# TASK INSTRUCTIONS
Transcribe the full listing below exactly.

-- BEGIN LISTED ENTRIES --

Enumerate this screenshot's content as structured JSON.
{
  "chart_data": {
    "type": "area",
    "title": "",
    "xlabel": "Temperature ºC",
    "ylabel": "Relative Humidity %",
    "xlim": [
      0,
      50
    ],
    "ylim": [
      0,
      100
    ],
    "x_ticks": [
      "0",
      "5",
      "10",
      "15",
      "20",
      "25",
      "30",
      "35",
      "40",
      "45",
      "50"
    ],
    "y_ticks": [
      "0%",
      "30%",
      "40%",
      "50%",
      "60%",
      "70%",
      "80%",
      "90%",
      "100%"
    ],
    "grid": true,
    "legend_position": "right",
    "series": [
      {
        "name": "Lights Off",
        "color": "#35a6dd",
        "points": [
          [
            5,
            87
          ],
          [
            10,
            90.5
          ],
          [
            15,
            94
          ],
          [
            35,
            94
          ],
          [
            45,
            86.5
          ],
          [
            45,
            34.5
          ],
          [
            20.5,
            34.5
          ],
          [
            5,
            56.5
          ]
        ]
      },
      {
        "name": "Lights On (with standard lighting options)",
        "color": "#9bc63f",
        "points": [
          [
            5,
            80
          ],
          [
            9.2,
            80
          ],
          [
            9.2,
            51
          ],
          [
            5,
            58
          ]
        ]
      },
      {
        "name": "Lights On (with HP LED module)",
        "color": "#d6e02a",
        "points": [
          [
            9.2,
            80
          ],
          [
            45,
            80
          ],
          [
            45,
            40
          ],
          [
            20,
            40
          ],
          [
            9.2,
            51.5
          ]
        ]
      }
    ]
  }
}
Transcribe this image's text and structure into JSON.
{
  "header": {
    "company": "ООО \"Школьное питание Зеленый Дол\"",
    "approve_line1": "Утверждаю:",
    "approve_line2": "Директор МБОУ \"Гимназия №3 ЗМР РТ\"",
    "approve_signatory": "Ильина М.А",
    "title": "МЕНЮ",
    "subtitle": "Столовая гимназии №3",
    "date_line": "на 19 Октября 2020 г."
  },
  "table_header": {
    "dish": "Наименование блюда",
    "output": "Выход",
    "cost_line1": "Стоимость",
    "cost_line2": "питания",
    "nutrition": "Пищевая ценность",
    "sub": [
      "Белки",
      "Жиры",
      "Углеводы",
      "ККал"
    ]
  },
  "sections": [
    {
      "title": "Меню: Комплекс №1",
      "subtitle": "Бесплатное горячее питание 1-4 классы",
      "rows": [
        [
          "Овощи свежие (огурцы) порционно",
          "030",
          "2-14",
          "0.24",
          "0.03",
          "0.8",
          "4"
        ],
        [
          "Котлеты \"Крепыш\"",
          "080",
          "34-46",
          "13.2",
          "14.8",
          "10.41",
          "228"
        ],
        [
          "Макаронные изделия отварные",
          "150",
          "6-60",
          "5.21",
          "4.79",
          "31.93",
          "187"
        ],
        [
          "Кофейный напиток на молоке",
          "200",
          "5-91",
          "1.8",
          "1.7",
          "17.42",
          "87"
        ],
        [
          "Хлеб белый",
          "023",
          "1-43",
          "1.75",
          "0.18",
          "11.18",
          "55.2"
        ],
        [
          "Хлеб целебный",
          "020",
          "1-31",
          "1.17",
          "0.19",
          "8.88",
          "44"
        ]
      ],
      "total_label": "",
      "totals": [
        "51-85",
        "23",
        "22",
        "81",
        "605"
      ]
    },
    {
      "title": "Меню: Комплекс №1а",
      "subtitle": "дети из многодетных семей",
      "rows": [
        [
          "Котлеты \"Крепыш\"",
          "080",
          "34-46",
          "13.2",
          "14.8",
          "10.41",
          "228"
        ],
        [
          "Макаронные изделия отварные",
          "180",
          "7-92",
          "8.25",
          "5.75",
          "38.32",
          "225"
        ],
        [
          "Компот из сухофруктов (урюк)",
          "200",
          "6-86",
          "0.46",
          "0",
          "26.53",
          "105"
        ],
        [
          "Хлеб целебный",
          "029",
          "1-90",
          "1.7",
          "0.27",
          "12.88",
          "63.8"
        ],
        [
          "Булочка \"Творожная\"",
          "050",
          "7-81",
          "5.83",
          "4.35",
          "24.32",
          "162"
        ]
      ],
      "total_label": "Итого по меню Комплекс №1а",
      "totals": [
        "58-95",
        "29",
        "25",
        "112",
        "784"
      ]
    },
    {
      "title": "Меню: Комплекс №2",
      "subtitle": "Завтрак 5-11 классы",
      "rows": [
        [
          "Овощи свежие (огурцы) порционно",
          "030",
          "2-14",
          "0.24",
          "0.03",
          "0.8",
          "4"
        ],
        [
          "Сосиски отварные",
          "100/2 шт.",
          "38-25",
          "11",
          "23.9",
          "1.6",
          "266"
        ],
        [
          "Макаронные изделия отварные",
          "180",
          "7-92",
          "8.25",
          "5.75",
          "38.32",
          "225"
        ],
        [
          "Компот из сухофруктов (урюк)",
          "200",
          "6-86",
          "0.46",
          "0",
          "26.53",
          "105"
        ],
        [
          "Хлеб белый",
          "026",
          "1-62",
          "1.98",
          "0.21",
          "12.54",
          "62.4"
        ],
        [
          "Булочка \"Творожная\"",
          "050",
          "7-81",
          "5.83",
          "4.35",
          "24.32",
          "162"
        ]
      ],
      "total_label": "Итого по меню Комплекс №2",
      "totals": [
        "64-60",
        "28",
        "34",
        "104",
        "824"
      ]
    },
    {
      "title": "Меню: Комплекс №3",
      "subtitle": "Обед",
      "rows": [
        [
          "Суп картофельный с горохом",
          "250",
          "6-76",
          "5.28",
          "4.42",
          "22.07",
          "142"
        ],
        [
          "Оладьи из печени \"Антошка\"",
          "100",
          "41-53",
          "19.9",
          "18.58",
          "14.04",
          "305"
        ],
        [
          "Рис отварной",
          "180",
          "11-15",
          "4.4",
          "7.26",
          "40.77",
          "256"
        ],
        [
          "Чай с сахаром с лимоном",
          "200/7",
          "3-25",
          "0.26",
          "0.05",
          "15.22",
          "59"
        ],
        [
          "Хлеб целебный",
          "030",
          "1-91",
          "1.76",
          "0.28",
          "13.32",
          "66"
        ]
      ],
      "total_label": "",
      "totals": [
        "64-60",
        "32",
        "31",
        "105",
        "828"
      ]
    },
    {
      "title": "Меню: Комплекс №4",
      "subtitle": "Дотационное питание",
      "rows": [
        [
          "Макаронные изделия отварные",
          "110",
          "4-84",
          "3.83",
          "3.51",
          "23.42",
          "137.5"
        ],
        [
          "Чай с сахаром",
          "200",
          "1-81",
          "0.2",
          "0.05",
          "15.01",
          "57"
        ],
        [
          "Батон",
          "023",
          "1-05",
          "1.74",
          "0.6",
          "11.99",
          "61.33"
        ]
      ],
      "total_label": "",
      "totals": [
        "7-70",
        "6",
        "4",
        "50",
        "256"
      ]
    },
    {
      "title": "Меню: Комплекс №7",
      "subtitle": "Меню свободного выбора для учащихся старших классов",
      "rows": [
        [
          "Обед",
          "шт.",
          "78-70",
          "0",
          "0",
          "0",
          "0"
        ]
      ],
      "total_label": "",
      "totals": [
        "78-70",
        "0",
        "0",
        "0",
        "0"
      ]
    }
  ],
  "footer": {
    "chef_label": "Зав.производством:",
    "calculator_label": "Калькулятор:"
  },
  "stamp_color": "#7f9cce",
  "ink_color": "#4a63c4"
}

-- END LISTED ENTRIES --

# RESULT
Enumerate this screenshot's content as structured JSON.
{
  "chart_data": {
    "type": "area",
    "title": "",
    "xlabel": "Temperature ºC",
    "ylabel": "Relative Humidity %",
    "xlim": [
      0,
      50
    ],
    "ylim": [
      0,
      100
    ],
    "x_ticks": [
      "0",
      "5",
      "10",
      "15",
      "20",
      "25",
      "30",
      "35",
      "40",
      "45",
      "50"
    ],
    "y_ticks": [
      "0%",
      "30%",
      "40%",
      "50%",
      "60%",
      "70%",
      "80%",
      "90%",
      "100%"
    ],
    "grid": true,
    "legend_position": "right",
    "series": [
      {
        "name": "Lights Off",
        "color": "#35a6dd",
        "points": [
          [
            5,
            87
          ],
          [
            10,
            90.5
          ],
          [
            15,
            94
          ],
          [
            35,
            94
          ],
          [
            45,
            86.5
          ],
          [
            45,
            34.5
          ],
          [
            20.5,
            34.5
          ],
          [
            5,
            56.5
          ]
        ]
      },
      {
        "name": "Lights On (with standard lighting options)",
        "color": "#9bc63f",
        "points": [
          [
            5,
            80
          ],
          [
            9.2,
            80
          ],
          [
            9.2,
            51
          ],
          [
            5,
            58
          ]
        ]
      },
      {
        "name": "Lights On (with HP LED module)",
        "color": "#d6e02a",
        "points": [
          [
            9.2,
            80
          ],
          [
            45,
            80
          ],
          [
            45,
            40
          ],
          [
            20,
            40
          ],
          [
            9.2,
            51.5
          ]
        ]
      }
    ]
  }
}
Transcribe this image's text and structure into JSON.
{
  "header": {
    "company": "ООО \"Школьное питание Зеленый Дол\"",
    "approve_line1": "Утверждаю:",
    "approve_line2": "Директор МБОУ \"Гимназия №3 ЗМР РТ\"",
    "approve_signatory": "Ильина М.А",
    "title": "МЕНЮ",
    "subtitle": "Столовая гимназии №3",
    "date_line": "на 19 Октября 2020 г."
  },
  "table_header": {
    "dish": "Наименование блюда",
    "output": "Выход",
    "cost_line1": "Стоимость",
    "cost_line2": "питания",
    "nutrition": "Пищевая ценность",
    "sub": [
      "Белки",
      "Жиры",
      "Углеводы",
      "ККал"
    ]
  },
  "sections": [
    {
      "title": "Меню: Комплекс №1",
      "subtitle": "Бесплатное горячее питание 1-4 классы",
      "rows": [
        [
          "Овощи свежие (огурцы) порционно",
          "030",
          "2-14",
          "0.24",
          "0.03",
          "0.8",
          "4"
        ],
        [
          "Котлеты \"Крепыш\"",
          "080",
          "34-46",
          "13.2",
          "14.8",
          "10.41",
          "228"
        ],
        [
          "Макаронные изделия отварные",
          "150",
          "6-60",
          "5.21",
          "4.79",
          "31.93",
          "187"
        ],
        [
          "Кофейный напиток на молоке",
          "200",
          "5-91",
          "1.8",
          "1.7",
          "17.42",
          "87"
        ],
        [
          "Хлеб белый",
          "023",
          "1-43",
          "1.75",
          "0.18",
          "11.18",
          "55.2"
        ],
        [
          "Хлеб целебный",
          "020",
          "1-31",
          "1.17",
          "0.19",
          "8.88",
          "44"
        ]
      ],
      "total_label": "",
      "totals": [
        "51-85",
        "23",
        "22",
        "81",
        "605"
      ]
    },
    {
      "title": "Меню: Комплекс №1а",
      "subtitle": "дети из многодетных семей",
      "rows": [
        [
          "Котлеты \"Крепыш\"",
          "080",
          "34-46",
          "13.2",
          "14.8",
          "10.41",
          "228"
        ],
        [
          "Макаронные изделия отварные",
          "180",
          "7-92",
          "8.25",
          "5.75",
          "38.32",
          "225"
        ],
        [
          "Компот из сухофруктов (урюк)",
          "200",
          "6-86",
          "0.46",
          "0",
          "26.53",
          "105"
        ],
        [
          "Хлеб целебный",
          "029",
          "1-90",
          "1.7",
          "0.27",
          "12.88",
          "63.8"
        ],
        [
          "Булочка \"Творожная\"",
          "050",
          "7-81",
          "5.83",
          "4.35",
          "24.32",
          "162"
        ]
      ],
      "total_label": "Итого по меню Комплекс №1а",
      "totals": [
        "58-95",
        "29",
        "25",
        "112",
        "784"
      ]
    },
    {
      "title": "Меню: Комплекс №2",
      "subtitle": "Завтрак 5-11 классы",
      "rows": [
        [
          "Овощи свежие (огурцы) порционно",
          "030",
          "2-14",
          "0.24",
          "0.03",
          "0.8",
          "4"
        ],
        [
          "Сосиски отварные",
          "100/2 шт.",
          "38-25",
          "11",
          "23.9",
          "1.6",
          "266"
        ],
        [
          "Макаронные изделия отварные",
          "180",
          "7-92",
          "8.25",
          "5.75",
          "38.32",
          "225"
        ],
        [
          "Компот из сухофруктов (урюк)",
          "200",
          "6-86",
          "0.46",
          "0",
          "26.53",
          "105"
        ],
        [
          "Хлеб белый",
          "026",
          "1-62",
          "1.98",
          "0.21",
          "12.54",
          "62.4"
        ],
        [
          "Булочка \"Творожная\"",
          "050",
          "7-81",
          "5.83",
          "4.35",
          "24.32",
          "162"
        ]
      ],
      "total_label": "Итого по меню Комплекс №2",
      "totals": [
        "64-60",
        "28",
        "34",
        "104",
        "824"
      ]
    },
    {
      "title": "Меню: Комплекс №3",
      "subtitle": "Обед",
      "rows": [
        [
          "Суп картофельный с горохом",
          "250",
          "6-76",
          "5.28",
          "4.42",
          "22.07",
          "142"
        ],
        [
          "Оладьи из печени \"Антошка\"",
          "100",
          "41-53",
          "19.9",
          "18.58",
          "14.04",
          "305"
        ],
        [
          "Рис отварной",
          "180",
          "11-15",
          "4.4",
          "7.26",
          "40.77",
          "256"
        ],
        [
          "Чай с сахаром с лимоном",
          "200/7",
          "3-25",
          "0.26",
          "0.05",
          "15.22",
          "59"
        ],
        [
          "Хлеб целебный",
          "030",
          "1-91",
          "1.76",
          "0.28",
          "13.32",
          "66"
        ]
      ],
      "total_label": "",
      "totals": [
        "64-60",
        "32",
        "31",
        "105",
        "828"
      ]
    },
    {
      "title": "Меню: Комплекс №4",
      "subtitle": "Дотационное питание",
      "rows": [
        [
          "Макаронные изделия отварные",
          "110",
          "4-84",
          "3.83",
          "3.51",
          "23.42",
          "137.5"
        ],
        [
          "Чай с сахаром",
          "200",
          "1-81",
          "0.2",
          "0.05",
          "15.01",
          "57"
        ],
        [
          "Батон",
          "023",
          "1-05",
          "1.74",
          "0.6",
          "11.99",
          "61.33"
        ]
      ],
      "total_label": "",
      "totals": [
        "7-70",
        "6",
        "4",
        "50",
        "256"
      ]
    },
    {
      "title": "Меню: Комплекс №7",
      "subtitle": "Меню свободного выбора для учащихся старших классов",
      "rows": [
        [
          "Обед",
          "шт.",
          "78-70",
          "0",
          "0",
          "0",
          "0"
        ]
      ],
      "total_label": "",
      "totals": [
        "78-70",
        "0",
        "0",
        "0",
        "0"
      ]
    }
  ],
  "footer": {
    "chef_label": "Зав.производством:",
    "calculator_label": "Калькулятор:"
  },
  "stamp_color": "#7f9cce",
  "ink_color": "#4a63c4"
}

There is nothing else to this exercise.